National told to pull online attack ad, but will appeal ruling

Craig McCulloch, Deputy Political Editor

National has pulled one of its online ads attacking Labour's Car Tax after the advertising watchdog ruled it was likely to "confuse or deceive" the public.

Simon Bridges. Photo: RNZ / Ana Tovey

But the Opposition party told RNZ it "strongly disagrees" with the Advertising Standards Authority (ASA) and will appeal the decision.

The advertisement in question is one of a barrage of attack ads which National has rolled out on social media targeting the government's proposed "feebate" scheme and fuel efficiency standards.

The post - published on the party's Facebook page in July - accused the government of imposing a $6000 "car tax" and linked to a related press release from leader Simon Bridges.

The graphic was accompanied by text stating: "What hope does an ordinary Kiwi have for getting some relief from taxes and costs if the people running the government think $6000 is a small fee?"

It prompted two complaints from members of the public who argued the statement was "misleading or deceptive" as the policy stated the largest fee to be imposed was $3000 and only applied to a "very small number" of "the most gas guzzling" vehicles.

The ASA upheld the charges in late August and requested the post be removed, ruling that it was "likely to confuse or deceive consumers".

Responding to the complaints, National doubled-down on its claim and said the point of the ad was to "draw the viewers' attention to the [policy's] negative effect".

National said the linked press release put the $6000 figure in context and included the method and workings used to calculate the cost.

But the ASA complaints board said the proof provided by National was "insufficient" for the level of its "very specific claim".

• Data block
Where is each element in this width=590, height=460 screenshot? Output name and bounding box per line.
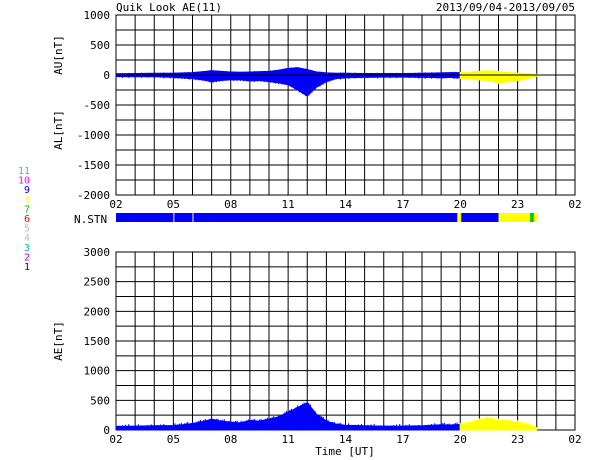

• What to do
1. In the article about National's car tax ad, how many complaints did the Facebook post prompt?
2. Please write a continuation of the article about National's car tax ad, starting after its last sentence.

• Written responses
1. Two complaints from members of the public.

2.
It acknowledged the Facebook post qualified as "advocacy advertising" and so had slightly more leeway within the rules, but said absolute claims still required substantiation.

The board said its members had reviewed the government's consultation document and found "no evidence" that its plan could result in a $6000 cost.

The ASA also said it was not accurate to suggest the tax was directed towards "ordinary Kiwis".

A spokesperson for the National Party issued a short statement to RNZ, saying it objected to the authority's ruling: "We will comply with their request in the interim, but will be lodging a comprehensive appeal."

The decision follows another case last month where the ASA dismissed several complaints about another National Party ad criticising the "feebate" scheme.

That social media post compared a $1000 tax which would be slapped on a 1990s Corolla with a $1500 discount for an electric Porsche Cayenne.

In that case, the ASA ruled that while the ad used extreme examples, its point was ultimately substantiated.

The proposed "feebate" scheme, unveiled in July, would put an import fee on heavy-polluting gas guzzlers with the revenue used to subsidise clean, green vehicles.

The plan would run alongside new fuel efficiency standards, requiring importers to reduce the average emissions of the vehicles they bring in.